**Directions for this task**. Reproduce every one of the rows below precisely, character for character, changing nothing.

**Provided records**.
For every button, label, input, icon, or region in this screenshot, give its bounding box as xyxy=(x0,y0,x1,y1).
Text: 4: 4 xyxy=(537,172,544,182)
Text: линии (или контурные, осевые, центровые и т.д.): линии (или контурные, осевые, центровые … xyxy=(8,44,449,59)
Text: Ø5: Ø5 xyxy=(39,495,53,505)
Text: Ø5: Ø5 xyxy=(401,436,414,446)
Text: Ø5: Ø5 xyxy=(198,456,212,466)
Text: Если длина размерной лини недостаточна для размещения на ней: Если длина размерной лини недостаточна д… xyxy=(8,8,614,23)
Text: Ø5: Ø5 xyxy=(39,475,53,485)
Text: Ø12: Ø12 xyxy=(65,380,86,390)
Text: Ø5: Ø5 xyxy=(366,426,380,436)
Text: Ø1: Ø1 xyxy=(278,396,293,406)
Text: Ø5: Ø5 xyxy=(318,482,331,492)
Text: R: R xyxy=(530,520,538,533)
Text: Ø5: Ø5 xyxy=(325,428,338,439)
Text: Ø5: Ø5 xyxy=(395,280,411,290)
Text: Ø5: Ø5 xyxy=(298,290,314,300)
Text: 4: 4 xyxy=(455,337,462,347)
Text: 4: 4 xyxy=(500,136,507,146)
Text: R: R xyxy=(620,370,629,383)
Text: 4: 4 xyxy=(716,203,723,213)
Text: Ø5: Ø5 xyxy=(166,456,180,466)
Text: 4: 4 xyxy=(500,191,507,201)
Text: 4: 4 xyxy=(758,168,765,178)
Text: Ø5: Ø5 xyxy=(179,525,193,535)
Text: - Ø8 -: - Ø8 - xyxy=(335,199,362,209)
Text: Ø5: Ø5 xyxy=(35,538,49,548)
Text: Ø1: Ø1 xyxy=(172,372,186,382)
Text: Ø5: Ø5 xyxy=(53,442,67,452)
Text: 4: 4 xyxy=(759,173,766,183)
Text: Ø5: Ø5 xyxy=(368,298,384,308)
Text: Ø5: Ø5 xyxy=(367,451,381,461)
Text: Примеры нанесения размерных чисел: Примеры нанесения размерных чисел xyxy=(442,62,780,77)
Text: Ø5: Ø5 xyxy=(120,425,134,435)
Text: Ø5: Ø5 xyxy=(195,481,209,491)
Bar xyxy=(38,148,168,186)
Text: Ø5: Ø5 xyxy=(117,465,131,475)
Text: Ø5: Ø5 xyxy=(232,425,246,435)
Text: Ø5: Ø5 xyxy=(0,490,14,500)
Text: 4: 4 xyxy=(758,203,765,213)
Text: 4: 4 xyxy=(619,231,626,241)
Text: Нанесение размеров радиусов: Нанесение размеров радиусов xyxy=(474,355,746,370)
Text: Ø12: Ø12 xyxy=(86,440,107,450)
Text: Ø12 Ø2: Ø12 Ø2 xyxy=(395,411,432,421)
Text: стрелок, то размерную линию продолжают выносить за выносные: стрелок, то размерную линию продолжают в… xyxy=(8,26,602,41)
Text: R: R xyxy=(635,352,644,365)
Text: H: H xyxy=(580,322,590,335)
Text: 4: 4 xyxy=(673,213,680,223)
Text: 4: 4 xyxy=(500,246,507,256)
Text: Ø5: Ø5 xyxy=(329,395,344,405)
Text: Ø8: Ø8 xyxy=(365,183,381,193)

**Output of the task**.
For every button, label, input, icon, or region in this screenshot, give its bounding box as xyxy=(x0,y0,x1,y1).
Text: 4: 4 xyxy=(537,172,544,182)
Text: линии (или контурные, осевые, центровые и т.д.): линии (или контурные, осевые, центровые … xyxy=(8,44,449,59)
Text: Ø5: Ø5 xyxy=(39,495,53,505)
Text: Ø5: Ø5 xyxy=(401,436,414,446)
Text: Ø5: Ø5 xyxy=(198,456,212,466)
Text: Если длина размерной лини недостаточна для размещения на ней: Если длина размерной лини недостаточна д… xyxy=(8,8,614,23)
Text: Ø5: Ø5 xyxy=(39,475,53,485)
Text: Ø12: Ø12 xyxy=(65,380,86,390)
Text: Ø5: Ø5 xyxy=(366,426,380,436)
Text: Ø1: Ø1 xyxy=(278,396,293,406)
Text: Ø5: Ø5 xyxy=(318,482,331,492)
Text: R: R xyxy=(530,520,538,533)
Text: Ø5: Ø5 xyxy=(325,428,338,439)
Text: Ø5: Ø5 xyxy=(395,280,411,290)
Text: Ø5: Ø5 xyxy=(298,290,314,300)
Text: 4: 4 xyxy=(455,337,462,347)
Text: 4: 4 xyxy=(500,136,507,146)
Text: R: R xyxy=(620,370,629,383)
Text: 4: 4 xyxy=(716,203,723,213)
Text: Ø5: Ø5 xyxy=(166,456,180,466)
Text: 4: 4 xyxy=(500,191,507,201)
Text: 4: 4 xyxy=(758,168,765,178)
Text: Ø5: Ø5 xyxy=(179,525,193,535)
Text: - Ø8 -: - Ø8 - xyxy=(335,199,362,209)
Text: Ø5: Ø5 xyxy=(35,538,49,548)
Text: Ø1: Ø1 xyxy=(172,372,186,382)
Text: Ø5: Ø5 xyxy=(53,442,67,452)
Text: 4: 4 xyxy=(759,173,766,183)
Text: Ø5: Ø5 xyxy=(368,298,384,308)
Text: Ø5: Ø5 xyxy=(367,451,381,461)
Text: Примеры нанесения размерных чисел: Примеры нанесения размерных чисел xyxy=(442,62,780,77)
Text: Ø5: Ø5 xyxy=(120,425,134,435)
Text: Ø5: Ø5 xyxy=(195,481,209,491)
Bar xyxy=(38,148,168,186)
Text: Ø5: Ø5 xyxy=(117,465,131,475)
Text: Ø5: Ø5 xyxy=(232,425,246,435)
Text: Ø5: Ø5 xyxy=(0,490,14,500)
Text: 4: 4 xyxy=(758,203,765,213)
Text: 4: 4 xyxy=(619,231,626,241)
Text: Нанесение размеров радиусов: Нанесение размеров радиусов xyxy=(474,355,746,370)
Text: Ø12: Ø12 xyxy=(86,440,107,450)
Text: Ø12 Ø2: Ø12 Ø2 xyxy=(395,411,432,421)
Text: стрелок, то размерную линию продолжают выносить за выносные: стрелок, то размерную линию продолжают в… xyxy=(8,26,602,41)
Text: R: R xyxy=(635,352,644,365)
Text: H: H xyxy=(580,322,590,335)
Text: 4: 4 xyxy=(673,213,680,223)
Text: 4: 4 xyxy=(500,246,507,256)
Text: Ø5: Ø5 xyxy=(329,395,344,405)
Text: Ø8: Ø8 xyxy=(365,183,381,193)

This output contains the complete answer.